§ Instructions for the task
Hunt for the word "MindZip" across the entries below, copying each line that holds it.

§ Data supplied
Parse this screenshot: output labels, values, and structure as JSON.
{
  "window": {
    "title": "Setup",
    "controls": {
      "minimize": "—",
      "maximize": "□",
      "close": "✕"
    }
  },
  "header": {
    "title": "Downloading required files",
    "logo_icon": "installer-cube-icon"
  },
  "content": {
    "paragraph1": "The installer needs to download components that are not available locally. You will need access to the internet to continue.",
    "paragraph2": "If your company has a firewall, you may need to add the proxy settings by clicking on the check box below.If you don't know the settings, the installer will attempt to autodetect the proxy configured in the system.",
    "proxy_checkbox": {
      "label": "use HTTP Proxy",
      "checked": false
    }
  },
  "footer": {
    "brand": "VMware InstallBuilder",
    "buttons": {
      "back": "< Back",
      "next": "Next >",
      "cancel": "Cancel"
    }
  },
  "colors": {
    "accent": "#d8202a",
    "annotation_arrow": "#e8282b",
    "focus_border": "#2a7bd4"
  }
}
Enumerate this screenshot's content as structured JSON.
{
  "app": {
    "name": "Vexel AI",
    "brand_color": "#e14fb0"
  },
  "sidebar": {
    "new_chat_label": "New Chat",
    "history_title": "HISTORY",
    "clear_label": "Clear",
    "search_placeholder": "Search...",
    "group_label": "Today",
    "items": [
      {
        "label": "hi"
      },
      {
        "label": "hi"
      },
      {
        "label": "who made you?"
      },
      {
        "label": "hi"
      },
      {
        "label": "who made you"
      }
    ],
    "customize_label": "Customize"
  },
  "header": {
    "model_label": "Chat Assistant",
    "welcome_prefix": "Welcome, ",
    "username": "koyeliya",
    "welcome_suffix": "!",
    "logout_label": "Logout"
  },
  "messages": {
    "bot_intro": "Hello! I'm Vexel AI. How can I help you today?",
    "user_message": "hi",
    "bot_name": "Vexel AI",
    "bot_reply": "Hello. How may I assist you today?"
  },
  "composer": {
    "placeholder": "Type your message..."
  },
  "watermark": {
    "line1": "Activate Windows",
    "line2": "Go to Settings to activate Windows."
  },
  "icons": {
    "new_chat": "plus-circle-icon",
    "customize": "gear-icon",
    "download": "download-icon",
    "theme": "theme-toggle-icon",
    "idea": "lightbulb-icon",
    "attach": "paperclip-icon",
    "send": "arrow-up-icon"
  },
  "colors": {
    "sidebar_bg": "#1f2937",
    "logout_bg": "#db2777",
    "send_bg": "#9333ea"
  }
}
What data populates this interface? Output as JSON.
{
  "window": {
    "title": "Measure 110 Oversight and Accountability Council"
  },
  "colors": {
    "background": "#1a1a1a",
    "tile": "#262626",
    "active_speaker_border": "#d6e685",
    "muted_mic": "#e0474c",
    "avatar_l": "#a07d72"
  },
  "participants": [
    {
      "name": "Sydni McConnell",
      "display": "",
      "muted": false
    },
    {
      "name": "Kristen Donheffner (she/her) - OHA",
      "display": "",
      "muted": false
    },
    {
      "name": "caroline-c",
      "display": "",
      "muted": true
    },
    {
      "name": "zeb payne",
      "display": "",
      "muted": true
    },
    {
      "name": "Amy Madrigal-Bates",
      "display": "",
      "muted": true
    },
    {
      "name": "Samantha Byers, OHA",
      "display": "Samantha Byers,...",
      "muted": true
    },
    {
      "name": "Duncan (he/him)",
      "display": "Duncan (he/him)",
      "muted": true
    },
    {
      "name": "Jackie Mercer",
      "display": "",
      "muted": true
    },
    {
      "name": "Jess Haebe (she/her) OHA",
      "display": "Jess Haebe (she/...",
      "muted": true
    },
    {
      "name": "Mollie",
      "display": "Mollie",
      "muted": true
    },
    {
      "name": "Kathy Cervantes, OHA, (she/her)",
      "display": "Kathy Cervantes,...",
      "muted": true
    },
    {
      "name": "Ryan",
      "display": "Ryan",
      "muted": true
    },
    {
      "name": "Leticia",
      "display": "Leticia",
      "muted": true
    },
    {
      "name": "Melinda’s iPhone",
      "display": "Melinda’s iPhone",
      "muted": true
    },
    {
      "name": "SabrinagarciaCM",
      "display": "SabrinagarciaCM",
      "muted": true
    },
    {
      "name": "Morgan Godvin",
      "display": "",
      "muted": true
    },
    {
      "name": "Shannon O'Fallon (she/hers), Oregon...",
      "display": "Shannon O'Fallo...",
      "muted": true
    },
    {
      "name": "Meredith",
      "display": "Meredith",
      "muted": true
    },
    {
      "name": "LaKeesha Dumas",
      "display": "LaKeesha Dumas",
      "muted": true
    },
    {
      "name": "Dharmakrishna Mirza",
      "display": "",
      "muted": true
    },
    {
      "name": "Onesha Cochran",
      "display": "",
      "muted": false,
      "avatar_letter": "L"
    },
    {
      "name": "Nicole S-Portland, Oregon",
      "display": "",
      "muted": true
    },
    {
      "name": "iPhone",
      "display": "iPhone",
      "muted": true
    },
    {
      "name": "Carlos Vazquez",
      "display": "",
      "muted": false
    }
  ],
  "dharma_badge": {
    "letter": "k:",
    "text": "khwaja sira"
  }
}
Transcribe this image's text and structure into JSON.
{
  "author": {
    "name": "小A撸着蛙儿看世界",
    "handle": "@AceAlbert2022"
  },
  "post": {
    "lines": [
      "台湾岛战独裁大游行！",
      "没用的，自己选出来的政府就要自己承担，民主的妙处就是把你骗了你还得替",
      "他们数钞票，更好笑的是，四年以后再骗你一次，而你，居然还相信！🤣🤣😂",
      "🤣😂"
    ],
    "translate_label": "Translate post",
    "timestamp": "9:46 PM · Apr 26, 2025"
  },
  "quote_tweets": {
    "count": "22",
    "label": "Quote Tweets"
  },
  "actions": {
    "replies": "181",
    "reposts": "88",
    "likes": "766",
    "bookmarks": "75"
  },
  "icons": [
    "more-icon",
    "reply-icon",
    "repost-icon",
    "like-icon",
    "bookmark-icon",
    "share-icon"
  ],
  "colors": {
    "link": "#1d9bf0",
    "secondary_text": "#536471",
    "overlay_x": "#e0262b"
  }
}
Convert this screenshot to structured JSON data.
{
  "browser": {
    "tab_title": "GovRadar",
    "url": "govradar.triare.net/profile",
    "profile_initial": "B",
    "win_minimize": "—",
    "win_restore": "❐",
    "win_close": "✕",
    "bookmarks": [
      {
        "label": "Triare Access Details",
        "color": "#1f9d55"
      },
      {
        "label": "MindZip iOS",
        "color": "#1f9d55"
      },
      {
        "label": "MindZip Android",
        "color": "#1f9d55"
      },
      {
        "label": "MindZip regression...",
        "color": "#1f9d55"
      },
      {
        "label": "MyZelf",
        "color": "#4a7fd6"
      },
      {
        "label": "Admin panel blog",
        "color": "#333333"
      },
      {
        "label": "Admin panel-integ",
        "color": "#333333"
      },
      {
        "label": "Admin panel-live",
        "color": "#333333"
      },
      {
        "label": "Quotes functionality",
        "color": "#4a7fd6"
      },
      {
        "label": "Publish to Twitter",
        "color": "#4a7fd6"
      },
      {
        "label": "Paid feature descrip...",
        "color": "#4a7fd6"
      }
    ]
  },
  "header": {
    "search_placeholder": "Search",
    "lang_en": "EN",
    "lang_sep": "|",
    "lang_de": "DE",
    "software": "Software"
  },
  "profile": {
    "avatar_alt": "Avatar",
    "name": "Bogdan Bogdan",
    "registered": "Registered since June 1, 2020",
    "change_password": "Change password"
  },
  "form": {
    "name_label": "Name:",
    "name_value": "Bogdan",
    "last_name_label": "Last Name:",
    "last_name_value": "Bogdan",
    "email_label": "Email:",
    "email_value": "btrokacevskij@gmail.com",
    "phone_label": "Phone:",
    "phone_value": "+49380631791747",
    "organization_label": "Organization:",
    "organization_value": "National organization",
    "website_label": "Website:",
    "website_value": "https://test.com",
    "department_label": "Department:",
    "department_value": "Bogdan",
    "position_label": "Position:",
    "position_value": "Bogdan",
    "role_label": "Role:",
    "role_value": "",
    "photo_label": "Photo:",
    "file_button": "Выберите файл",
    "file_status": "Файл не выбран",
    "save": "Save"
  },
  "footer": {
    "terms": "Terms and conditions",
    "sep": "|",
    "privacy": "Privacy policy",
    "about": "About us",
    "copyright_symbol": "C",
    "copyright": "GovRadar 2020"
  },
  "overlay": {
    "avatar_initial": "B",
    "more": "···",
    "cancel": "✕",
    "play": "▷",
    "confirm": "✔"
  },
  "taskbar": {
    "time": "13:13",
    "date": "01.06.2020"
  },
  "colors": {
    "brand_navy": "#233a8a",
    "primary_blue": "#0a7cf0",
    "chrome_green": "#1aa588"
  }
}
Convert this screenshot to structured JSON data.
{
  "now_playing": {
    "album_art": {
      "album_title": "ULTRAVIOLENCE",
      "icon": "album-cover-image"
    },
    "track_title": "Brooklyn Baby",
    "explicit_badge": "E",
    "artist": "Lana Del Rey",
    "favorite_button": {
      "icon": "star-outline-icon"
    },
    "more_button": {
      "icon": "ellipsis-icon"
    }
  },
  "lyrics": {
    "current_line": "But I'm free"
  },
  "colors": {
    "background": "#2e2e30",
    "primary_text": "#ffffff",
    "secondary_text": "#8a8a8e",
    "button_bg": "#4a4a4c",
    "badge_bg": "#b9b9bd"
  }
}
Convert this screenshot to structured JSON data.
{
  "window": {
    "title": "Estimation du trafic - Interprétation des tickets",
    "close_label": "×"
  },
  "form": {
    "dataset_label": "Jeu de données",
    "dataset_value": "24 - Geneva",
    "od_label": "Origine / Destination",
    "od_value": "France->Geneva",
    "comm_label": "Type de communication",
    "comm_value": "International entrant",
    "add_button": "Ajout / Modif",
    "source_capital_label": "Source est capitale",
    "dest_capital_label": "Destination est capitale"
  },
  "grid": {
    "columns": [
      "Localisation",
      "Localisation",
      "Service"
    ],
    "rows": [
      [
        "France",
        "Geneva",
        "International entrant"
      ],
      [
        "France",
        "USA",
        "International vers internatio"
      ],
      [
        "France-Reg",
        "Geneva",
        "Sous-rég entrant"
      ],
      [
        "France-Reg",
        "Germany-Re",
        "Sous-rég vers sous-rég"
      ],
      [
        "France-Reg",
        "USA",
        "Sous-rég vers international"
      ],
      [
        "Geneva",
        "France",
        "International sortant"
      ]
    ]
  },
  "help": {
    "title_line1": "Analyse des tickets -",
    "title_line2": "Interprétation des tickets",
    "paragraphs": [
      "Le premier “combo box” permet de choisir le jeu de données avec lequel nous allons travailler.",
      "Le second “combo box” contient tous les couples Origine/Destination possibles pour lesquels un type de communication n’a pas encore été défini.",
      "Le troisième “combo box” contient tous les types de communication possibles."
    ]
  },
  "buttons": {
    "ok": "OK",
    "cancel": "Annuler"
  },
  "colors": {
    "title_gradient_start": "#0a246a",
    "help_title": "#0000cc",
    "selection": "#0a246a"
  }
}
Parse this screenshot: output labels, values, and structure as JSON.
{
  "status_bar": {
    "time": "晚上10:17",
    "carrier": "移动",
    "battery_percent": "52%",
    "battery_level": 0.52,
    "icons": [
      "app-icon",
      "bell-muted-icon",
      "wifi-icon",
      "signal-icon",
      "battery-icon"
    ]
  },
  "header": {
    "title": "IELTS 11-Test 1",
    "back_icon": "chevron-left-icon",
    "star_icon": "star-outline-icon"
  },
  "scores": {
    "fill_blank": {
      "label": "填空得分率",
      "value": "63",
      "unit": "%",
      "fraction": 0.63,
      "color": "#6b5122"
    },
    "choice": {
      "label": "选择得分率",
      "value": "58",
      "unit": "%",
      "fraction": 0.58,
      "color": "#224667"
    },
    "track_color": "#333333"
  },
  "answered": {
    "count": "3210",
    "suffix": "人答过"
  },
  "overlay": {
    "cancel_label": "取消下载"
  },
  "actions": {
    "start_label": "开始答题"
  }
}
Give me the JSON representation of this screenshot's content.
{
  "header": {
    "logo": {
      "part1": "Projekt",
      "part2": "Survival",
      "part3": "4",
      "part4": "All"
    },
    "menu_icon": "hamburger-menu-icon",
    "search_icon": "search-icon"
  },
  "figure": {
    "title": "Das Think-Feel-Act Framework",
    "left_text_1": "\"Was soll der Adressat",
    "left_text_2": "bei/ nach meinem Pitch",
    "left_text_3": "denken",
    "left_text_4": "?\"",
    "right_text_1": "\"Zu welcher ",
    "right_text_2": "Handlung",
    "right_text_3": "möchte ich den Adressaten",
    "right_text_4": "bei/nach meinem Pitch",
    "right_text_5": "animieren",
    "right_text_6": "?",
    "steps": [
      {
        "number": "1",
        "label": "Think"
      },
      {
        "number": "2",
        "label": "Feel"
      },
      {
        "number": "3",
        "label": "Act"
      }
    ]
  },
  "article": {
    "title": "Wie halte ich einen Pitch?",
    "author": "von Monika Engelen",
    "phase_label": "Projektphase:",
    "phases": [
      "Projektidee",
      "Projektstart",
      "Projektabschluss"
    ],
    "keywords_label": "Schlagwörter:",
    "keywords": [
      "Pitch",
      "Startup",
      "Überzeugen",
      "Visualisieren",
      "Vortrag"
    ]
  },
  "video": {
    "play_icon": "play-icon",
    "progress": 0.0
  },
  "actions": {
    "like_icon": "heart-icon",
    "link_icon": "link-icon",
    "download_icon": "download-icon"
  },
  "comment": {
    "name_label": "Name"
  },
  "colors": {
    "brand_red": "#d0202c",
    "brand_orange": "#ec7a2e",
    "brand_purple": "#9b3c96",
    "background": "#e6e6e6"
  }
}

§ Answer to this task
        "label": "MindZip iOS",
        "label": "MindZip Android",
        "label": "MindZip regression...",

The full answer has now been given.